* Exercise prompt: Pictures do not belong in the copy, so please give every entry below again exactly.

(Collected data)

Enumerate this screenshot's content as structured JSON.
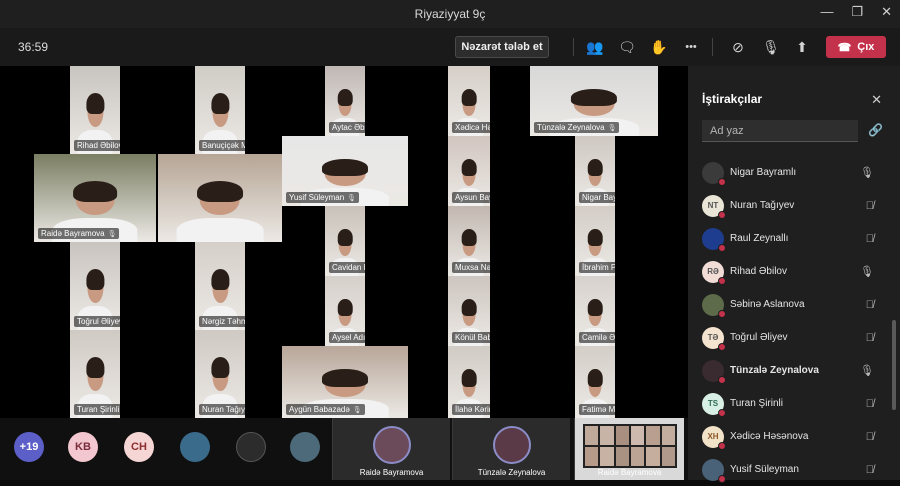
{
  "window": {
    "title": "Riyaziyyat 9ç",
    "min_icon": "—",
    "max_icon": "❐",
    "close_icon": "✕"
  },
  "toolbar": {
    "timer": "36:59",
    "control_label": "Nəzarət tələb et",
    "leave_label": "Çıx",
    "icons": {
      "people": "👥",
      "chat": "🗨",
      "raise_hand": "✋",
      "more": "•••",
      "camera_off": "⊘",
      "mic_off": "🎙",
      "share": "⬆",
      "leave": "☎"
    }
  },
  "stage": {
    "tiles": [
      {
        "name": "Rihad Əbilov"
      },
      {
        "name": "Banuçiçək Məmmədli"
      },
      {
        "name": "Aytac Əbilova"
      },
      {
        "name": "Xədicə Həsənova"
      },
      {
        "name": "Tünzalə Zeynalova"
      },
      {
        "name": "Raidə Bayramova"
      },
      {
        "name": ""
      },
      {
        "name": "Yusif Süleyman"
      },
      {
        "name": "Aysun Bayramova"
      },
      {
        "name": "Nigar Bayramlı"
      },
      {
        "name": "Cavidan Həsənov"
      },
      {
        "name": "Muxsa Nəsirli"
      },
      {
        "name": "İbrahim Paşazadə"
      },
      {
        "name": "Toğrul Əliyev"
      },
      {
        "name": "Nərgiz Təhməzli"
      },
      {
        "name": "Aysel Adıgözəlova"
      },
      {
        "name": "Könül Babayeva"
      },
      {
        "name": "Camilə Ələkbərova"
      },
      {
        "name": "Turan Şirinli"
      },
      {
        "name": "Nuran Tağıyev"
      },
      {
        "name": "Aygün Babazadə"
      },
      {
        "name": "İlahə Kərimova"
      },
      {
        "name": "Fatimə Məmmədova"
      }
    ]
  },
  "bottom": {
    "overflow_count": "+19",
    "avatars": [
      {
        "initials": "KB"
      },
      {
        "initials": "CH"
      }
    ],
    "spotlights": [
      {
        "name": "Raidə Bayramova"
      },
      {
        "name": "Tünzalə Zeynalova"
      }
    ],
    "screen_share_label": "Raidə Bayramova"
  },
  "panel": {
    "title": "İştirakçılar",
    "close_icon": "✕",
    "search_placeholder": "Ad yaz",
    "link_icon": "🔗",
    "participants": [
      {
        "name": "Nigar Bayramlı",
        "initials": "",
        "mic": "🎙",
        "bold": false
      },
      {
        "name": "Nuran Tağıyev",
        "initials": "NT",
        "mic": "🎙̸",
        "bold": false
      },
      {
        "name": "Raul Zeynallı",
        "initials": "",
        "mic": "🎙̸",
        "bold": false
      },
      {
        "name": "Rihad Əbilov",
        "initials": "RƏ",
        "mic": "🎙",
        "bold": false
      },
      {
        "name": "Səbinə Aslanova",
        "initials": "",
        "mic": "🎙̸",
        "bold": false
      },
      {
        "name": "Toğrul Əliyev",
        "initials": "TƏ",
        "mic": "🎙̸",
        "bold": false
      },
      {
        "name": "Tünzalə Zeynalova",
        "initials": "",
        "mic": "🎙",
        "bold": true
      },
      {
        "name": "Turan Şirinli",
        "initials": "TS",
        "mic": "🎙̸",
        "bold": false
      },
      {
        "name": "Xədicə Həsənova",
        "initials": "XH",
        "mic": "🎙̸",
        "bold": false
      },
      {
        "name": "Yusif Süleyman",
        "initials": "",
        "mic": "🎙̸",
        "bold": false
      }
    ]
  }
}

* Exercise result:
Enumerate this screenshot's content as structured JSON.
{
  "window": {
    "title": "Riyaziyyat 9ç",
    "min_icon": "—",
    "max_icon": "❐",
    "close_icon": "✕"
  },
  "toolbar": {
    "timer": "36:59",
    "control_label": "Nəzarət tələb et",
    "leave_label": "Çıx",
    "icons": {
      "people": "👥",
      "chat": "🗨",
      "raise_hand": "✋",
      "more": "•••",
      "camera_off": "⊘",
      "mic_off": "🎙",
      "share": "⬆",
      "leave": "☎"
    }
  },
  "stage": {
    "tiles": [
      {
        "name": "Rihad Əbilov"
      },
      {
        "name": "Banuçiçək Məmmədli"
      },
      {
        "name": "Aytac Əbilova"
      },
      {
        "name": "Xədicə Həsənova"
      },
      {
        "name": "Tünzalə Zeynalova"
      },
      {
        "name": "Raidə Bayramova"
      },
      {
        "name": ""
      },
      {
        "name": "Yusif Süleyman"
      },
      {
        "name": "Aysun Bayramova"
      },
      {
        "name": "Nigar Bayramlı"
      },
      {
        "name": "Cavidan Həsənov"
      },
      {
        "name": "Muxsa Nəsirli"
      },
      {
        "name": "İbrahim Paşazadə"
      },
      {
        "name": "Toğrul Əliyev"
      },
      {
        "name": "Nərgiz Təhməzli"
      },
      {
        "name": "Aysel Adıgözəlova"
      },
      {
        "name": "Könül Babayeva"
      },
      {
        "name": "Camilə Ələkbərova"
      },
      {
        "name": "Turan Şirinli"
      },
      {
        "name": "Nuran Tağıyev"
      },
      {
        "name": "Aygün Babazadə"
      },
      {
        "name": "İlahə Kərimova"
      },
      {
        "name": "Fatimə Məmmədova"
      }
    ]
  },
  "bottom": {
    "overflow_count": "+19",
    "avatars": [
      {
        "initials": "KB"
      },
      {
        "initials": "CH"
      }
    ],
    "spotlights": [
      {
        "name": "Raidə Bayramova"
      },
      {
        "name": "Tünzalə Zeynalova"
      }
    ],
    "screen_share_label": "Raidə Bayramova"
  },
  "panel": {
    "title": "İştirakçılar",
    "close_icon": "✕",
    "search_placeholder": "Ad yaz",
    "link_icon": "🔗",
    "participants": [
      {
        "name": "Nigar Bayramlı",
        "initials": "",
        "mic": "🎙",
        "bold": false
      },
      {
        "name": "Nuran Tağıyev",
        "initials": "NT",
        "mic": "🎙̸",
        "bold": false
      },
      {
        "name": "Raul Zeynallı",
        "initials": "",
        "mic": "🎙̸",
        "bold": false
      },
      {
        "name": "Rihad Əbilov",
        "initials": "RƏ",
        "mic": "🎙",
        "bold": false
      },
      {
        "name": "Səbinə Aslanova",
        "initials": "",
        "mic": "🎙̸",
        "bold": false
      },
      {
        "name": "Toğrul Əliyev",
        "initials": "TƏ",
        "mic": "🎙̸",
        "bold": false
      },
      {
        "name": "Tünzalə Zeynalova",
        "initials": "",
        "mic": "🎙",
        "bold": true
      },
      {
        "name": "Turan Şirinli",
        "initials": "TS",
        "mic": "🎙̸",
        "bold": false
      },
      {
        "name": "Xədicə Həsənova",
        "initials": "XH",
        "mic": "🎙̸",
        "bold": false
      },
      {
        "name": "Yusif Süleyman",
        "initials": "",
        "mic": "🎙̸",
        "bold": false
      }
    ]
  }
}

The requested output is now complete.